▶ [AIM OF THE TASK] Lines that hold the word "LIFE" should be located and copied.

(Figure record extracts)
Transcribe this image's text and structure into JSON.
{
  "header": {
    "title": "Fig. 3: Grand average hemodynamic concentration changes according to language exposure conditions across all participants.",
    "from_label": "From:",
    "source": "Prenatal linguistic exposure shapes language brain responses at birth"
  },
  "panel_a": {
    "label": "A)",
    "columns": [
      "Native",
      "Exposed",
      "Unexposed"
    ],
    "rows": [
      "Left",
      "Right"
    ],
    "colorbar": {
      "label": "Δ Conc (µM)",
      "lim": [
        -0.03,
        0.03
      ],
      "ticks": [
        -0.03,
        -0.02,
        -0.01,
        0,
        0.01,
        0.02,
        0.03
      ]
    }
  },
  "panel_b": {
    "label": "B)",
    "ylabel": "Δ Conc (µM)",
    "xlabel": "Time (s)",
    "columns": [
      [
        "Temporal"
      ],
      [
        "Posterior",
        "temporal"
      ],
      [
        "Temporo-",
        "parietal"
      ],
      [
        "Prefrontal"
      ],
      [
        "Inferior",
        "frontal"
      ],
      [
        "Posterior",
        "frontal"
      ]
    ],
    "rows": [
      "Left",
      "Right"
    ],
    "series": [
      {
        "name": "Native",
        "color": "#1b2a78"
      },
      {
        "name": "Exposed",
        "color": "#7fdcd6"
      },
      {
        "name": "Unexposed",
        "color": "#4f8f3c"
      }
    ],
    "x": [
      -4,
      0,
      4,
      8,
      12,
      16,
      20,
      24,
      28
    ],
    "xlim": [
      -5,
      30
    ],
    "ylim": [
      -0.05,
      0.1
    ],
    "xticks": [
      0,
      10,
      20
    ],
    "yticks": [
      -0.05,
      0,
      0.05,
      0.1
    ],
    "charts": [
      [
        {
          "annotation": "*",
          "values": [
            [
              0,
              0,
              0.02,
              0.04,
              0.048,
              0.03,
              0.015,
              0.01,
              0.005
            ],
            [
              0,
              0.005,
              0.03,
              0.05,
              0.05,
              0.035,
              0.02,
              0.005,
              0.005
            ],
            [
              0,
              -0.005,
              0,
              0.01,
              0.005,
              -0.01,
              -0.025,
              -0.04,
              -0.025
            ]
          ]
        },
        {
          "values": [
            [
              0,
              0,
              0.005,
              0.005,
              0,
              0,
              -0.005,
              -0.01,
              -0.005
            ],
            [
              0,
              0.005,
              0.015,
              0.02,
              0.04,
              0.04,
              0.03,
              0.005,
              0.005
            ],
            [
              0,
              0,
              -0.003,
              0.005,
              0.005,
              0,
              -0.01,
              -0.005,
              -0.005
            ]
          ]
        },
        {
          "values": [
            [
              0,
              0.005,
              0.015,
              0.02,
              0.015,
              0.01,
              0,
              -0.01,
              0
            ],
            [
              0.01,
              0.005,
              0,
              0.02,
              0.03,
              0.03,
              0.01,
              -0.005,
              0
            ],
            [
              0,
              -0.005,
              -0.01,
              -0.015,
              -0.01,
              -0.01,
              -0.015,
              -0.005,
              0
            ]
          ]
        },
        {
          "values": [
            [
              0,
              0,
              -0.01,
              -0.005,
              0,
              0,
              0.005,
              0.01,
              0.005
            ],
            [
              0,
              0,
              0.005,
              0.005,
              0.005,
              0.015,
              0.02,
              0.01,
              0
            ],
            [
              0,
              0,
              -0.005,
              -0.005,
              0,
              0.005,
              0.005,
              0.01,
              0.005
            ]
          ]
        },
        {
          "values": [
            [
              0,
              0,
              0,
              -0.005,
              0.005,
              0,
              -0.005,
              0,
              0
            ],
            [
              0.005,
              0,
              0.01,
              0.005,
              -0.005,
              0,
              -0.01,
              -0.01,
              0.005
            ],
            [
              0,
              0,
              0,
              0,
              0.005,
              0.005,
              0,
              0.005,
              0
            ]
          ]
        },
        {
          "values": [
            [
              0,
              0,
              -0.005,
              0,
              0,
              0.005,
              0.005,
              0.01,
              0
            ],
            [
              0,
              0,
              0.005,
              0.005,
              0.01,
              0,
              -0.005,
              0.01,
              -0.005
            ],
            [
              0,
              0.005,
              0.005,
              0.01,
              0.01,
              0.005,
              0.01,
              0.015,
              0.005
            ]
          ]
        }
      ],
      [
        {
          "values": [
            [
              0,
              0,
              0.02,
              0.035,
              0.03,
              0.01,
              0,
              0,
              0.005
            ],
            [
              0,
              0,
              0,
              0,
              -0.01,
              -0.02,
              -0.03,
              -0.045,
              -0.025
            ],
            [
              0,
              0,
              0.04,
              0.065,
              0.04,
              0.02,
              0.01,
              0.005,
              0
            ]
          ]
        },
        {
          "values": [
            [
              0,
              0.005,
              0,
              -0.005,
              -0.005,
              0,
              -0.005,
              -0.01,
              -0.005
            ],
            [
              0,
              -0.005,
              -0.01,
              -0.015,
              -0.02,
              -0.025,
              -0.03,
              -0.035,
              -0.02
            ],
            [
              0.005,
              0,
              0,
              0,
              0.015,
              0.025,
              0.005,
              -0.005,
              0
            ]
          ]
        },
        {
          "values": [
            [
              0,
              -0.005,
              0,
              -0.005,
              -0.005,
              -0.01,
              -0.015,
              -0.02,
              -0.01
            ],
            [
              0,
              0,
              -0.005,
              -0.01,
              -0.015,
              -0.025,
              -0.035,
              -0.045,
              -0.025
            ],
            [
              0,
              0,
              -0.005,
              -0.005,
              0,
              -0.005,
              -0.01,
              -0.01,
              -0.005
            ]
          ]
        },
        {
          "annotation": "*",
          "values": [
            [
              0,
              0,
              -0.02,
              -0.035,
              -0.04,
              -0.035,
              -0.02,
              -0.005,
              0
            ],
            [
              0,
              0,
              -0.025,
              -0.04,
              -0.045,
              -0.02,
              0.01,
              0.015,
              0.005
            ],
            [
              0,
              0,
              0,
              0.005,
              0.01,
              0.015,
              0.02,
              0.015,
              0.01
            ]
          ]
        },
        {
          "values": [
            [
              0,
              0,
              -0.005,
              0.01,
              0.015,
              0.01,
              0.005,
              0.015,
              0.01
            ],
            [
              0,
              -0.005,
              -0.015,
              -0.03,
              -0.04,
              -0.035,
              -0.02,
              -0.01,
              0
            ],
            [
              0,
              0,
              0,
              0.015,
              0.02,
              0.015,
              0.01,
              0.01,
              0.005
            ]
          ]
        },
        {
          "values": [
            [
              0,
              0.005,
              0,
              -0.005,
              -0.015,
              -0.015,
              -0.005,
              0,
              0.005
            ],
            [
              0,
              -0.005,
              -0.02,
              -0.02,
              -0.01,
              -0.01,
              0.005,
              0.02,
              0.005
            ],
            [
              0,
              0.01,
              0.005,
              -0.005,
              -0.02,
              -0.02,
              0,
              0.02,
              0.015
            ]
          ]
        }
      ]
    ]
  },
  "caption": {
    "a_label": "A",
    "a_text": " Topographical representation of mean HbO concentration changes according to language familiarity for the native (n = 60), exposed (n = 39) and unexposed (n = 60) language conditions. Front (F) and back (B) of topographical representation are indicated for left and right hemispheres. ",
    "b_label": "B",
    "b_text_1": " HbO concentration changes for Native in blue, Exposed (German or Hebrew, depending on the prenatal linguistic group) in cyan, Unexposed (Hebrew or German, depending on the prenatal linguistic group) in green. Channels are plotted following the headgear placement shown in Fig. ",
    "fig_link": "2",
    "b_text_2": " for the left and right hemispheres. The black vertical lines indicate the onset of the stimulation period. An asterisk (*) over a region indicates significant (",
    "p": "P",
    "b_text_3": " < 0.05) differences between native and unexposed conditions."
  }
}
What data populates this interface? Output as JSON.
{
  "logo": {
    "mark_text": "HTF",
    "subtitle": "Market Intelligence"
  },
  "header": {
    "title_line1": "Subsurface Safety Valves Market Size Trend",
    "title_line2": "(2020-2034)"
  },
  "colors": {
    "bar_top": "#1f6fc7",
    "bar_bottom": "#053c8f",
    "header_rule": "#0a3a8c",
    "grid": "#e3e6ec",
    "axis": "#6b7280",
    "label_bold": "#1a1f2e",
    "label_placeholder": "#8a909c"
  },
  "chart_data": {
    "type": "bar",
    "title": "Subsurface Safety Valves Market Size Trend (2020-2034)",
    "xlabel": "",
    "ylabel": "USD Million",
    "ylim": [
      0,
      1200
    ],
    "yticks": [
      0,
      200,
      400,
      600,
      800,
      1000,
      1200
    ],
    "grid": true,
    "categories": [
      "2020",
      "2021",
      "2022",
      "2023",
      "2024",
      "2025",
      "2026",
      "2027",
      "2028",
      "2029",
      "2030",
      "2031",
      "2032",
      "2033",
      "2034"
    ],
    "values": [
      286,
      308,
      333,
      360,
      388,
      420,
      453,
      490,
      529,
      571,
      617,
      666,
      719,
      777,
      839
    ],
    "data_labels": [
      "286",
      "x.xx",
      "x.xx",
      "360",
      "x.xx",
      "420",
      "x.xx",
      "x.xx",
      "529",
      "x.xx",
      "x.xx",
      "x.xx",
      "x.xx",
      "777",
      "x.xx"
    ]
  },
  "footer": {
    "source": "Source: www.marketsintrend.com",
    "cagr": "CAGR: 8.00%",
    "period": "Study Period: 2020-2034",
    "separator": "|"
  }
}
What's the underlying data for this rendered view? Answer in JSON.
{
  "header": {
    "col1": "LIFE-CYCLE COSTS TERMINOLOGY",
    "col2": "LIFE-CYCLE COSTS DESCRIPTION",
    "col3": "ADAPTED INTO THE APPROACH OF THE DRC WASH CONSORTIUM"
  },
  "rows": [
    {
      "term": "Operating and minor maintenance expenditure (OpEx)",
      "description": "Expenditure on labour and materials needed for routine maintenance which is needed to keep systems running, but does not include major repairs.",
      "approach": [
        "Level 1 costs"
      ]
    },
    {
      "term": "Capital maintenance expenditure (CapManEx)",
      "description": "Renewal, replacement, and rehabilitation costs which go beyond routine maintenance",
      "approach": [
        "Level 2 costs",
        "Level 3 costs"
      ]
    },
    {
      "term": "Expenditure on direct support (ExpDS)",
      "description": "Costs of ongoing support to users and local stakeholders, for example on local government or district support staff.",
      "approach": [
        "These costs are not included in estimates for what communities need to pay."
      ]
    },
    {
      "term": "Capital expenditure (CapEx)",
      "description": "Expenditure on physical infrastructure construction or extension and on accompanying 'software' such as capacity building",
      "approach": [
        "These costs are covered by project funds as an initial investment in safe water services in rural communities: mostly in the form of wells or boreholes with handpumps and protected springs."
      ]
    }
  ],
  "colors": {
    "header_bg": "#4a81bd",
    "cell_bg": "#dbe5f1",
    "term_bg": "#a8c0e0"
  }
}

▶ [OUTPUT FOR THIS TASK]
    "col1": "LIFE-CYCLE COSTS TERMINOLOGY",
    "col2": "LIFE-CYCLE COSTS DESCRIPTION",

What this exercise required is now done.